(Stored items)
▼▼▼

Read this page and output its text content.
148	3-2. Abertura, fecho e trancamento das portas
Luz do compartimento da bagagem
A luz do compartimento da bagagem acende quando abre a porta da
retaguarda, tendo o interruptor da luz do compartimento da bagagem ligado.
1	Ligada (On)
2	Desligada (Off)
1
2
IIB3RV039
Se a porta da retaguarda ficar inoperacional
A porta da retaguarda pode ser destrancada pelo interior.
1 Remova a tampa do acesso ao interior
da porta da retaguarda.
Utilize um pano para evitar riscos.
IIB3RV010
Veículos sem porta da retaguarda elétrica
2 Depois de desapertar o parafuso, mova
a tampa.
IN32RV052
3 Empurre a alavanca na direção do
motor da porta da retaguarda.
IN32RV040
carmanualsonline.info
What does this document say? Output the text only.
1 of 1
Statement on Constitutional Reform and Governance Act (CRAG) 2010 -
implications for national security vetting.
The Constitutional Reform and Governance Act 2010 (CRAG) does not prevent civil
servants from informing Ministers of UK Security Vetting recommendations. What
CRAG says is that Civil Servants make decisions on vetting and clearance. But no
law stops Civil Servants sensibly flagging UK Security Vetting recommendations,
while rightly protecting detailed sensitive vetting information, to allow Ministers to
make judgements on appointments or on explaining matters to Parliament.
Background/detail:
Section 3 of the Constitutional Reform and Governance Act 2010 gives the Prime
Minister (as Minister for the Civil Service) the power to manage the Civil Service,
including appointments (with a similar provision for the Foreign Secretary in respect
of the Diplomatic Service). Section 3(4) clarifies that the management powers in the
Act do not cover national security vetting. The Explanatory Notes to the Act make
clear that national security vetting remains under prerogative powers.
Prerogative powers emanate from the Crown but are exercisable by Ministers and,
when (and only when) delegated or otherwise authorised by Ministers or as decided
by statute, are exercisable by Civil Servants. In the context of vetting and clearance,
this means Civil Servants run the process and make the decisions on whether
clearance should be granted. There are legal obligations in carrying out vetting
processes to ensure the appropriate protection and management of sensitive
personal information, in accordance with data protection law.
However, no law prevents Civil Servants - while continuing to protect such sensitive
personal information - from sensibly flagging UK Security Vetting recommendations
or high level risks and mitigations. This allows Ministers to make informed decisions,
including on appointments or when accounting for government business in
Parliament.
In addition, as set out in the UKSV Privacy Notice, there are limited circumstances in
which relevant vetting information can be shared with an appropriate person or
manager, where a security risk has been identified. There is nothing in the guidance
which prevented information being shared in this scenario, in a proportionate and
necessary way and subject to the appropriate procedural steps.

▲▲▲

Task brief:
Working from the material above, retype it in its entirety without change.

Solved exercise:
Read this page and output its text content.
148	3-2. Abertura, fecho e trancamento das portas
Luz do compartimento da bagagem
A luz do compartimento da bagagem acende quando abre a porta da
retaguarda, tendo o interruptor da luz do compartimento da bagagem ligado.
1	Ligada (On)
2	Desligada (Off)
1
2
IIB3RV039
Se a porta da retaguarda ficar inoperacional
A porta da retaguarda pode ser destrancada pelo interior.
1 Remova a tampa do acesso ao interior
da porta da retaguarda.
Utilize um pano para evitar riscos.
IIB3RV010
Veículos sem porta da retaguarda elétrica
2 Depois de desapertar o parafuso, mova
a tampa.
IN32RV052
3 Empurre a alavanca na direção do
motor da porta da retaguarda.
IN32RV040
carmanualsonline.info
What does this document say? Output the text only.
1 of 1
Statement on Constitutional Reform and Governance Act (CRAG) 2010 -
implications for national security vetting.
The Constitutional Reform and Governance Act 2010 (CRAG) does not prevent civil
servants from informing Ministers of UK Security Vetting recommendations. What
CRAG says is that Civil Servants make decisions on vetting and clearance. But no
law stops Civil Servants sensibly flagging UK Security Vetting recommendations,
while rightly protecting detailed sensitive vetting information, to allow Ministers to
make judgements on appointments or on explaining matters to Parliament.
Background/detail:
Section 3 of the Constitutional Reform and Governance Act 2010 gives the Prime
Minister (as Minister for the Civil Service) the power to manage the Civil Service,
including appointments (with a similar provision for the Foreign Secretary in respect
of the Diplomatic Service). Section 3(4) clarifies that the management powers in the
Act do not cover national security vetting. The Explanatory Notes to the Act make
clear that national security vetting remains under prerogative powers.
Prerogative powers emanate from the Crown but are exercisable by Ministers and,
when (and only when) delegated or otherwise authorised by Ministers or as decided
by statute, are exercisable by Civil Servants. In the context of vetting and clearance,
this means Civil Servants run the process and make the decisions on whether
clearance should be granted. There are legal obligations in carrying out vetting
processes to ensure the appropriate protection and management of sensitive
personal information, in accordance with data protection law.
However, no law prevents Civil Servants - while continuing to protect such sensitive
personal information - from sensibly flagging UK Security Vetting recommendations
or high level risks and mitigations. This allows Ministers to make informed decisions,
including on appointments or when accounting for government business in
Parliament.
In addition, as set out in the UKSV Privacy Notice, there are limited circumstances in
which relevant vetting information can be shared with an appropriate person or
manager, where a security risk has been identified. There is nothing in the guidance
which prevented information being shared in this scenario, in a proportionate and
necessary way and subject to the appropriate procedural steps.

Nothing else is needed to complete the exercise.